STATED PROBLEM: Transcribe all the records with complete accuracy.

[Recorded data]

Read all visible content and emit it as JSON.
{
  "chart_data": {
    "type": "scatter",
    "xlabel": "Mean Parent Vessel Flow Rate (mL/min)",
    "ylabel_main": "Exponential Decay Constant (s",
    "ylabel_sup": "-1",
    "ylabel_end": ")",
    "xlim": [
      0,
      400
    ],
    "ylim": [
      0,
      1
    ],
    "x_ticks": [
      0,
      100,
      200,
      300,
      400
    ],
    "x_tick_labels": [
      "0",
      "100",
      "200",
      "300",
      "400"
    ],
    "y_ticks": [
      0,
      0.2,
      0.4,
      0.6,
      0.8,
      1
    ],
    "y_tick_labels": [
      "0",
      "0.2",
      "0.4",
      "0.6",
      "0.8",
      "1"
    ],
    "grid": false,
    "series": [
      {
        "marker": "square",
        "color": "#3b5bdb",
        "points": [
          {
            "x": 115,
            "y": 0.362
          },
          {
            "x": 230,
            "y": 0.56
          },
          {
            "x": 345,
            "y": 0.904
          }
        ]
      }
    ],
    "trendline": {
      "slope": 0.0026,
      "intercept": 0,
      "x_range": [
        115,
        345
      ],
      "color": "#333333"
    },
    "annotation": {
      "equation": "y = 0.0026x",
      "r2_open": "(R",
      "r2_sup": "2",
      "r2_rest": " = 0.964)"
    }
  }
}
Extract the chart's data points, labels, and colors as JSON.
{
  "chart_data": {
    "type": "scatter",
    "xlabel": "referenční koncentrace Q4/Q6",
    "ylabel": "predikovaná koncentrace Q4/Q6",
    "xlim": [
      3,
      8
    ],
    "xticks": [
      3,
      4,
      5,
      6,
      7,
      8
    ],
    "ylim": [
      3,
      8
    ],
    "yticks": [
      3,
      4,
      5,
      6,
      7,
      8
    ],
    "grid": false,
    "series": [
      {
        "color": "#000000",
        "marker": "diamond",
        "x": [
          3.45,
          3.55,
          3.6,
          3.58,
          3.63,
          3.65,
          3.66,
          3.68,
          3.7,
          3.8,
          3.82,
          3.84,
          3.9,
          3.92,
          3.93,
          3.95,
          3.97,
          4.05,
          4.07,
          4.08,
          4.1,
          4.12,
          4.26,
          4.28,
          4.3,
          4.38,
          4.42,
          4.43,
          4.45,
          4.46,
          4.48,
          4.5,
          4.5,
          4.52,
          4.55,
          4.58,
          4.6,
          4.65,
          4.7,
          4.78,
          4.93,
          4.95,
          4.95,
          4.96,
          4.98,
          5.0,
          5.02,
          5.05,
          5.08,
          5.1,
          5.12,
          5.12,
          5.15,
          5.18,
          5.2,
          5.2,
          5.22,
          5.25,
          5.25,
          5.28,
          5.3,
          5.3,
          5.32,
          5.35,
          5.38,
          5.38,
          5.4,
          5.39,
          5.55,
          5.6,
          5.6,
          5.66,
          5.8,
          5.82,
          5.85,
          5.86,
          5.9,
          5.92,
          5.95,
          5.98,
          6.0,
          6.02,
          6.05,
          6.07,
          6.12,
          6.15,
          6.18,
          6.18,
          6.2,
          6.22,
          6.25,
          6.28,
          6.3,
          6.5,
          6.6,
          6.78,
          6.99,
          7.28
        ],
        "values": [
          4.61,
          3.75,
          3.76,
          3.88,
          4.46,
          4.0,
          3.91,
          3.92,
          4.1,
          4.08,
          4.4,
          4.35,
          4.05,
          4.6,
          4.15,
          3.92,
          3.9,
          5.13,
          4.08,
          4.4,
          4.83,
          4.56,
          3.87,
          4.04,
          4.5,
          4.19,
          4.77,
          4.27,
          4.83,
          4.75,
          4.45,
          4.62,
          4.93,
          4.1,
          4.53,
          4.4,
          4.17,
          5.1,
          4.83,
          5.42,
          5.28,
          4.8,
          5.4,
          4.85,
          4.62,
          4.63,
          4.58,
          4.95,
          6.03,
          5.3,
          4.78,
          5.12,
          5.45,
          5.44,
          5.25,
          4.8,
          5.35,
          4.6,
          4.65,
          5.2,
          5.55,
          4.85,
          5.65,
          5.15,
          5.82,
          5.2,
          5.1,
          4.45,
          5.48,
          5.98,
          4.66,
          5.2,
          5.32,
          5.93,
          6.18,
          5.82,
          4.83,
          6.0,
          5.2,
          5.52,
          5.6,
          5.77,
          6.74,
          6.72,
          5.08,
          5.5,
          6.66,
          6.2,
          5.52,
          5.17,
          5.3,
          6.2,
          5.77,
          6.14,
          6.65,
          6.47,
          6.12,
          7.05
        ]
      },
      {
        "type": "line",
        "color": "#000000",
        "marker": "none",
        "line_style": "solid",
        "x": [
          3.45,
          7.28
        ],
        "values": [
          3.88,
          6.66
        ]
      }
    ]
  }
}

OUTPUT OF THE TASK:
Read all visible content and emit it as JSON.
{
  "chart_data": {
    "type": "scatter",
    "xlabel": "Mean Parent Vessel Flow Rate (mL/min)",
    "ylabel_main": "Exponential Decay Constant (s",
    "ylabel_sup": "-1",
    "ylabel_end": ")",
    "xlim": [
      0,
      400
    ],
    "ylim": [
      0,
      1
    ],
    "x_ticks": [
      0,
      100,
      200,
      300,
      400
    ],
    "x_tick_labels": [
      "0",
      "100",
      "200",
      "300",
      "400"
    ],
    "y_ticks": [
      0,
      0.2,
      0.4,
      0.6,
      0.8,
      1
    ],
    "y_tick_labels": [
      "0",
      "0.2",
      "0.4",
      "0.6",
      "0.8",
      "1"
    ],
    "grid": false,
    "series": [
      {
        "marker": "square",
        "color": "#3b5bdb",
        "points": [
          {
            "x": 115,
            "y": 0.362
          },
          {
            "x": 230,
            "y": 0.56
          },
          {
            "x": 345,
            "y": 0.904
          }
        ]
      }
    ],
    "trendline": {
      "slope": 0.0026,
      "intercept": 0,
      "x_range": [
        115,
        345
      ],
      "color": "#333333"
    },
    "annotation": {
      "equation": "y = 0.0026x",
      "r2_open": "(R",
      "r2_sup": "2",
      "r2_rest": " = 0.964)"
    }
  }
}
Extract the chart's data points, labels, and colors as JSON.
{
  "chart_data": {
    "type": "scatter",
    "xlabel": "referenční koncentrace Q4/Q6",
    "ylabel": "predikovaná koncentrace Q4/Q6",
    "xlim": [
      3,
      8
    ],
    "xticks": [
      3,
      4,
      5,
      6,
      7,
      8
    ],
    "ylim": [
      3,
      8
    ],
    "yticks": [
      3,
      4,
      5,
      6,
      7,
      8
    ],
    "grid": false,
    "series": [
      {
        "color": "#000000",
        "marker": "diamond",
        "x": [
          3.45,
          3.55,
          3.6,
          3.58,
          3.63,
          3.65,
          3.66,
          3.68,
          3.7,
          3.8,
          3.82,
          3.84,
          3.9,
          3.92,
          3.93,
          3.95,
          3.97,
          4.05,
          4.07,
          4.08,
          4.1,
          4.12,
          4.26,
          4.28,
          4.3,
          4.38,
          4.42,
          4.43,
          4.45,
          4.46,
          4.48,
          4.5,
          4.5,
          4.52,
          4.55,
          4.58,
          4.6,
          4.65,
          4.7,
          4.78,
          4.93,
          4.95,
          4.95,
          4.96,
          4.98,
          5.0,
          5.02,
          5.05,
          5.08,
          5.1,
          5.12,
          5.12,
          5.15,
          5.18,
          5.2,
          5.2,
          5.22,
          5.25,
          5.25,
          5.28,
          5.3,
          5.3,
          5.32,
          5.35,
          5.38,
          5.38,
          5.4,
          5.39,
          5.55,
          5.6,
          5.6,
          5.66,
          5.8,
          5.82,
          5.85,
          5.86,
          5.9,
          5.92,
          5.95,
          5.98,
          6.0,
          6.02,
          6.05,
          6.07,
          6.12,
          6.15,
          6.18,
          6.18,
          6.2,
          6.22,
          6.25,
          6.28,
          6.3,
          6.5,
          6.6,
          6.78,
          6.99,
          7.28
        ],
        "values": [
          4.61,
          3.75,
          3.76,
          3.88,
          4.46,
          4.0,
          3.91,
          3.92,
          4.1,
          4.08,
          4.4,
          4.35,
          4.05,
          4.6,
          4.15,
          3.92,
          3.9,
          5.13,
          4.08,
          4.4,
          4.83,
          4.56,
          3.87,
          4.04,
          4.5,
          4.19,
          4.77,
          4.27,
          4.83,
          4.75,
          4.45,
          4.62,
          4.93,
          4.1,
          4.53,
          4.4,
          4.17,
          5.1,
          4.83,
          5.42,
          5.28,
          4.8,
          5.4,
          4.85,
          4.62,
          4.63,
          4.58,
          4.95,
          6.03,
          5.3,
          4.78,
          5.12,
          5.45,
          5.44,
          5.25,
          4.8,
          5.35,
          4.6,
          4.65,
          5.2,
          5.55,
          4.85,
          5.65,
          5.15,
          5.82,
          5.2,
          5.1,
          4.45,
          5.48,
          5.98,
          4.66,
          5.2,
          5.32,
          5.93,
          6.18,
          5.82,
          4.83,
          6.0,
          5.2,
          5.52,
          5.6,
          5.77,
          6.74,
          6.72,
          5.08,
          5.5,
          6.66,
          6.2,
          5.52,
          5.17,
          5.3,
          6.2,
          5.77,
          6.14,
          6.65,
          6.47,
          6.12,
          7.05
        ]
      },
      {
        "type": "line",
        "color": "#000000",
        "marker": "none",
        "line_style": "solid",
        "x": [
          3.45,
          7.28
        ],
        "values": [
          3.88,
          6.66
        ]
      }
    ]
  }
}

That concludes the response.